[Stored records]

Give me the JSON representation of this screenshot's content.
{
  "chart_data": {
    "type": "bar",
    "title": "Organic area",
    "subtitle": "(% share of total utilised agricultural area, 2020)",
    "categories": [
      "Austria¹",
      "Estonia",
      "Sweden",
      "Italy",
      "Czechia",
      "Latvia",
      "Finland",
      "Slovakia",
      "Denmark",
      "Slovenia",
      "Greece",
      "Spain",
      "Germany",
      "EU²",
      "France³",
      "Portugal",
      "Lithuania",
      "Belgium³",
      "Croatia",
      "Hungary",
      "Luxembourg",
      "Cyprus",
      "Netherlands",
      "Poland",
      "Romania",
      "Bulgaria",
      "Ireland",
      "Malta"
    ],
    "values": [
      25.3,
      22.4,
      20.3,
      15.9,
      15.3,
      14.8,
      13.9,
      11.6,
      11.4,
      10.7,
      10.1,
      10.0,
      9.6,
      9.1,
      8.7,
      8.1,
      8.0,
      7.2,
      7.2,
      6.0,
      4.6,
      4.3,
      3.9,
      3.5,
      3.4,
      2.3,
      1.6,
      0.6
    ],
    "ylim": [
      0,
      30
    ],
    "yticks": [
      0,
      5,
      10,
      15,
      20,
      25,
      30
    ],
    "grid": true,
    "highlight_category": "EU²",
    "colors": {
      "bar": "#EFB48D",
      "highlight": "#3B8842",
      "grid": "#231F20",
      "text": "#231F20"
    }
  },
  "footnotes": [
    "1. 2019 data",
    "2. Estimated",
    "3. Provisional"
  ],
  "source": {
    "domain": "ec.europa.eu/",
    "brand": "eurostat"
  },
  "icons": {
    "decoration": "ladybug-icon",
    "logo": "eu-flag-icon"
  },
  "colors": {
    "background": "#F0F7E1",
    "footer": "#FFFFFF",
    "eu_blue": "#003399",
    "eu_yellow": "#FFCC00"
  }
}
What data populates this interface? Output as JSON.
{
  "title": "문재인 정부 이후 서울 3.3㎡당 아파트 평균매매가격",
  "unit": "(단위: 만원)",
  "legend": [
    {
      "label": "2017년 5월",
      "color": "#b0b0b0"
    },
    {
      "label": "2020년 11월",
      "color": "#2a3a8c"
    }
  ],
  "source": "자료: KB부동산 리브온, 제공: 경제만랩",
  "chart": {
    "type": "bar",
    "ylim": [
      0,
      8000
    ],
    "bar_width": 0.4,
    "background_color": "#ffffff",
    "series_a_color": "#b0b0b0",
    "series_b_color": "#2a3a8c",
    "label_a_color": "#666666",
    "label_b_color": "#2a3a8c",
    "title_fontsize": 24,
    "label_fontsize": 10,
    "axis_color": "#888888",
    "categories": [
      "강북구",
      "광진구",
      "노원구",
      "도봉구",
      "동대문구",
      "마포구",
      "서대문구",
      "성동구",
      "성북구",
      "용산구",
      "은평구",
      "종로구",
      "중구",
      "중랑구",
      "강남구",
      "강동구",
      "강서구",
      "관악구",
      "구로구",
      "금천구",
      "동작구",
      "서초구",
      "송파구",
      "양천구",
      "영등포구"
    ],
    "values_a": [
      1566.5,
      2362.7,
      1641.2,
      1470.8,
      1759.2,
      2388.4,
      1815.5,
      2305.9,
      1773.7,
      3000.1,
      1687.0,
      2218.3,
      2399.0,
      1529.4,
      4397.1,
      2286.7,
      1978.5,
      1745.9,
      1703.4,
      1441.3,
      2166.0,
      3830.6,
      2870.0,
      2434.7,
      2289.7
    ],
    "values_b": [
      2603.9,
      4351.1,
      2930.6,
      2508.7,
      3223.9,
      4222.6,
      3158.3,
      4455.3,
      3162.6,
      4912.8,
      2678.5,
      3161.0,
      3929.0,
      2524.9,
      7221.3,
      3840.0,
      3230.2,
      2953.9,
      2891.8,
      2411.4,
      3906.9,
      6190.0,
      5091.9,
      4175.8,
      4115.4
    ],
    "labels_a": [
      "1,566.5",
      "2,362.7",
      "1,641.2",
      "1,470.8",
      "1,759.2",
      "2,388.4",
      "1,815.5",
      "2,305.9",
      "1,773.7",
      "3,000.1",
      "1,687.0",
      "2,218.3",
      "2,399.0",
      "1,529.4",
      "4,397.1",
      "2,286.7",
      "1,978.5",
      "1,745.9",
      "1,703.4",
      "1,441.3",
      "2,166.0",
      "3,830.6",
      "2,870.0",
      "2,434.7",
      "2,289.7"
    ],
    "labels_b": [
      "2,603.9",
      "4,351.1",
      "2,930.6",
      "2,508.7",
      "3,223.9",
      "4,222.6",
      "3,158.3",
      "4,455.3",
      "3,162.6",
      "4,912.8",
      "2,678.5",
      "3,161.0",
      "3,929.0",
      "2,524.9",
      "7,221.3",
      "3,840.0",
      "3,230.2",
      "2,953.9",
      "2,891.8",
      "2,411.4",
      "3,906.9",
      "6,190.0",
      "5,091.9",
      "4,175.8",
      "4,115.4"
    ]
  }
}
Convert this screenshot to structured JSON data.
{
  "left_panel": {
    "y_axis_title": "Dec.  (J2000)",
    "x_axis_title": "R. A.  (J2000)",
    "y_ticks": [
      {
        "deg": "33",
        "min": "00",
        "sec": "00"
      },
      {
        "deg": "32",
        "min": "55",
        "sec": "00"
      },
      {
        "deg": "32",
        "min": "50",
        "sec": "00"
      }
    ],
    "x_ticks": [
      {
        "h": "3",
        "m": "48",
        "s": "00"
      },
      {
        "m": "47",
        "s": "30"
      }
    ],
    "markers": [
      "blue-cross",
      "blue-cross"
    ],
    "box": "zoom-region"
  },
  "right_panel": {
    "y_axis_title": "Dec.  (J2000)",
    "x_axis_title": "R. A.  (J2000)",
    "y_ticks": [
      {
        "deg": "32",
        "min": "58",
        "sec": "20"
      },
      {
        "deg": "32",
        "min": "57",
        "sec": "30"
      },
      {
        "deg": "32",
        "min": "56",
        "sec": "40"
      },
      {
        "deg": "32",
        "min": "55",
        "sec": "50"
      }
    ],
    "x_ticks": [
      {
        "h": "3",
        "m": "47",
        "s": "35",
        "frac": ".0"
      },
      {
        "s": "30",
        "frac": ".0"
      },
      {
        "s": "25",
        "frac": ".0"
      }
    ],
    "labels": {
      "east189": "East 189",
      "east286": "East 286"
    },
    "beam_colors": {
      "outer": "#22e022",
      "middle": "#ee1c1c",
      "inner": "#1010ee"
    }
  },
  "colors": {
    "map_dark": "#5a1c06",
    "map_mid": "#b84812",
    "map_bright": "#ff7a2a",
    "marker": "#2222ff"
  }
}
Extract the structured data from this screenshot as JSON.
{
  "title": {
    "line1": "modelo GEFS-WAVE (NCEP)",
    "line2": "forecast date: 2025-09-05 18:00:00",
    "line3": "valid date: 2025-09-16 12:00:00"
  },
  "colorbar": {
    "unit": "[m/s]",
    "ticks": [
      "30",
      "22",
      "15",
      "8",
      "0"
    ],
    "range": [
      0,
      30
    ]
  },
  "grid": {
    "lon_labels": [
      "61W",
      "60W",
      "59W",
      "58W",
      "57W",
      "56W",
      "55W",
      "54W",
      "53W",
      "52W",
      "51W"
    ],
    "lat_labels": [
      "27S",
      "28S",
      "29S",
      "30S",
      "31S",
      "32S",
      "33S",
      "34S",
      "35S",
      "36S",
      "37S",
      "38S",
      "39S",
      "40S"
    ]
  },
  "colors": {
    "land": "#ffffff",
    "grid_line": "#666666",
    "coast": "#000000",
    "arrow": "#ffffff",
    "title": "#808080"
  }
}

- [WRITTEN EXERCISE] Look through the entries and return every line where "structured" appears.

- [SOLUTION TO THIS TASK]
Convert this screenshot to structured JSON data.
Extract the structured data from this screenshot as JSON.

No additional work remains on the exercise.